Go through the listing below and return every line exactly.

**** Exercise data

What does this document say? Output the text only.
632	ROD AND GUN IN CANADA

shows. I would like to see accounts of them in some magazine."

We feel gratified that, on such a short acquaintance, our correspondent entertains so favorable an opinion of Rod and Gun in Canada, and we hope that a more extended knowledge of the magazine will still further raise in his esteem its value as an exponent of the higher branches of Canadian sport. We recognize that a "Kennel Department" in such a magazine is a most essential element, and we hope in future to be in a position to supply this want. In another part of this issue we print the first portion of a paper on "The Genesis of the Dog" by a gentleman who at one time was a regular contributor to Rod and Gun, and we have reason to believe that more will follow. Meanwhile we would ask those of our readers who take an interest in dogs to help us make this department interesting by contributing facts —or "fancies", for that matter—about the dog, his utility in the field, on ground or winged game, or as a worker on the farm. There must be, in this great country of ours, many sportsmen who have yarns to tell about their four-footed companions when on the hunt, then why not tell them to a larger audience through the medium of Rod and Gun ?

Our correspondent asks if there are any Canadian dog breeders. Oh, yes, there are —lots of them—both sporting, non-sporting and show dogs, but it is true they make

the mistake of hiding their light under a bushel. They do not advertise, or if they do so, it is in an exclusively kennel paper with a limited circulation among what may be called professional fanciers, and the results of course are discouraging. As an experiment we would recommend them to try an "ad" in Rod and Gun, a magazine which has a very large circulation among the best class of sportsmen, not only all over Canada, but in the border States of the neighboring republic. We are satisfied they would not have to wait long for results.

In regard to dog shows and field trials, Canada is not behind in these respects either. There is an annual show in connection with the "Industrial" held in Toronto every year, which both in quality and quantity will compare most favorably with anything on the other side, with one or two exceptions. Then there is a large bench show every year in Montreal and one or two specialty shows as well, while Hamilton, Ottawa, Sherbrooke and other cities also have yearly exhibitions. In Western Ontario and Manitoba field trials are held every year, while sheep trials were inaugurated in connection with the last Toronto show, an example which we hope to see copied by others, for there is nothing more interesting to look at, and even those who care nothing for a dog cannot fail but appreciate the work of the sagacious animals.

********

Output below:
What does this document say? Output the text only.
632	ROD AND GUN IN CANADA

shows. I would like to see accounts of them in some magazine."

We feel gratified that, on such a short acquaintance, our correspondent entertains so favorable an opinion of Rod and Gun in Canada, and we hope that a more extended knowledge of the magazine will still further raise in his esteem its value as an exponent of the higher branches of Canadian sport. We recognize that a "Kennel Department" in such a magazine is a most essential element, and we hope in future to be in a position to supply this want. In another part of this issue we print the first portion of a paper on "The Genesis of the Dog" by a gentleman who at one time was a regular contributor to Rod and Gun, and we have reason to believe that more will follow. Meanwhile we would ask those of our readers who take an interest in dogs to help us make this department interesting by contributing facts —or "fancies", for that matter—about the dog, his utility in the field, on ground or winged game, or as a worker on the farm. There must be, in this great country of ours, many sportsmen who have yarns to tell about their four-footed companions when on the hunt, then why not tell them to a larger audience through the medium of Rod and Gun ?

Our correspondent asks if there are any Canadian dog breeders. Oh, yes, there are —lots of them—both sporting, non-sporting and show dogs, but it is true they make

the mistake of hiding their light under a bushel. They do not advertise, or if they do so, it is in an exclusively kennel paper with a limited circulation among what may be called professional fanciers, and the results of course are discouraging. As an experiment we would recommend them to try an "ad" in Rod and Gun, a magazine which has a very large circulation among the best class of sportsmen, not only all over Canada, but in the border States of the neighboring republic. We are satisfied they would not have to wait long for results.

In regard to dog shows and field trials, Canada is not behind in these respects either. There is an annual show in connection with the "Industrial" held in Toronto every year, which both in quality and quantity will compare most favorably with anything on the other side, with one or two exceptions. Then there is a large bench show every year in Montreal and one or two specialty shows as well, while Hamilton, Ottawa, Sherbrooke and other cities also have yearly exhibitions. In Western Ontario and Manitoba field trials are held every year, while sheep trials were inaugurated in connection with the last Toronto show, an example which we hope to see copied by others, for there is nothing more interesting to look at, and even those who care nothing for a dog cannot fail but appreciate the work of the sagacious animals.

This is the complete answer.